_WRITTEN TASK_
Exactly how many lines have the word "turtlesim"? Answer with the bare number.

Entries from a dataset:

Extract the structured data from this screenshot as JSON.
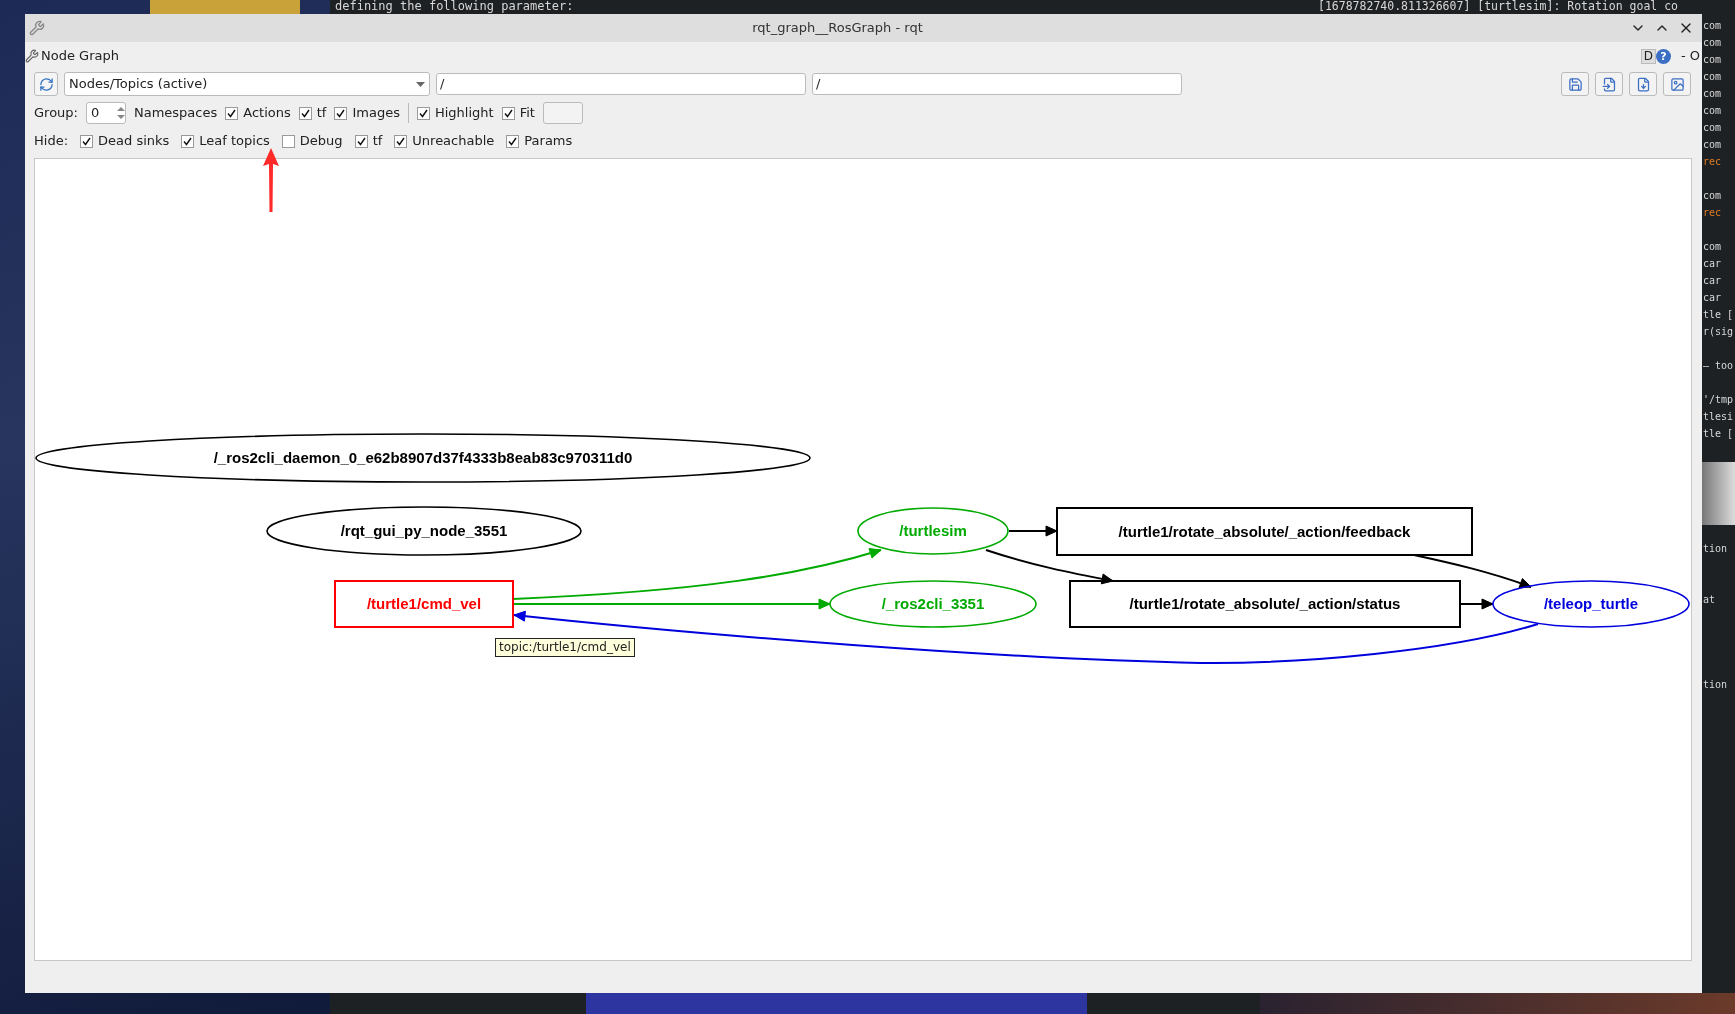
{
  "terminal_top": [
    "defining the following parameter:",
    "[1678782740.811326607] [turtlesim]: Rotation goal co"
  ],
  "terminal_right": [
    {
      "kind": "text",
      "text": "com"
    },
    {
      "kind": "text",
      "text": "com"
    },
    {
      "kind": "text",
      "text": "com"
    },
    {
      "kind": "text",
      "text": "com"
    },
    {
      "kind": "text",
      "text": "com"
    },
    {
      "kind": "text",
      "text": "com"
    },
    {
      "kind": "text",
      "text": "com"
    },
    {
      "kind": "text",
      "text": "com"
    },
    {
      "kind": "warn",
      "text": "rec"
    },
    {
      "kind": "gap"
    },
    {
      "kind": "text",
      "text": "com"
    },
    {
      "kind": "warn",
      "text": "rec"
    },
    {
      "kind": "gap"
    },
    {
      "kind": "text",
      "text": "com"
    },
    {
      "kind": "text",
      "text": "car"
    },
    {
      "kind": "text",
      "text": "car"
    },
    {
      "kind": "text",
      "text": "car"
    },
    {
      "kind": "text",
      "text": "tle ["
    },
    {
      "kind": "text",
      "text": "r(sig"
    },
    {
      "kind": "gap"
    },
    {
      "kind": "text",
      "text": "— too"
    },
    {
      "kind": "gap"
    },
    {
      "kind": "text",
      "text": "'/tmp"
    },
    {
      "kind": "text",
      "text": "tlesi"
    },
    {
      "kind": "text",
      "text": "tle ["
    }
  ],
  "terminal_right_lower": [
    {
      "kind": "text",
      "text": "tion"
    },
    {
      "kind": "gap"
    },
    {
      "kind": "gap"
    },
    {
      "kind": "text",
      "text": "at"
    },
    {
      "kind": "gap"
    },
    {
      "kind": "gap"
    },
    {
      "kind": "gap"
    },
    {
      "kind": "gap"
    },
    {
      "kind": "text",
      "text": "tion"
    }
  ],
  "window": {
    "title": "rqt_graph__RosGraph - rqt"
  },
  "plugin": {
    "title": "Node Graph",
    "help_d": "D",
    "help_q": "?",
    "controls": "- O"
  },
  "toolbar": {
    "mode": "Nodes/Topics (active)",
    "filter_1": "/",
    "filter_2": "/"
  },
  "group": {
    "label": "Group:",
    "value": "0",
    "namespaces": "Namespaces",
    "options": [
      {
        "label": "Actions",
        "checked": true
      },
      {
        "label": "tf",
        "checked": true
      },
      {
        "label": "Images",
        "checked": true
      }
    ],
    "options_2": [
      {
        "label": "Highlight",
        "checked": true
      },
      {
        "label": "Fit",
        "checked": true
      }
    ]
  },
  "hide": {
    "label": "Hide:",
    "options": [
      {
        "label": "Dead sinks",
        "checked": true
      },
      {
        "label": "Leaf topics",
        "checked": true
      },
      {
        "label": "Debug",
        "checked": false
      },
      {
        "label": "tf",
        "checked": true
      },
      {
        "label": "Unreachable",
        "checked": true
      },
      {
        "label": "Params",
        "checked": true
      }
    ]
  },
  "graph": {
    "nodes": [
      {
        "kind": "ellipse",
        "label": "/_ros2cli_daemon_0_e62b8907d37f4333b8eab83c970311d0",
        "color": "#000000"
      },
      {
        "kind": "ellipse",
        "label": "/rqt_gui_py_node_3551",
        "color": "#000000"
      },
      {
        "kind": "box",
        "label": "/turtle1/cmd_vel",
        "color": "#ff0000"
      },
      {
        "kind": "ellipse",
        "label": "/turtlesim",
        "color": "#00aa00"
      },
      {
        "kind": "ellipse",
        "label": "/_ros2cli_3351",
        "color": "#00aa00"
      },
      {
        "kind": "box",
        "label": "/turtle1/rotate_absolute/_action/feedback",
        "color": "#000000"
      },
      {
        "kind": "box",
        "label": "/turtle1/rotate_absolute/_action/status",
        "color": "#000000"
      },
      {
        "kind": "ellipse",
        "label": "/teleop_turtle",
        "color": "#0000dd"
      }
    ],
    "edges": [
      {
        "color": "#00aa00"
      },
      {
        "color": "#00aa00"
      },
      {
        "color": "#000000"
      },
      {
        "color": "#000000"
      },
      {
        "color": "#000000"
      },
      {
        "color": "#000000"
      },
      {
        "color": "#0000dd"
      }
    ],
    "tooltip": "topic:/turtle1/cmd_vel"
  }
}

_WRITTEN RESPONSE_
2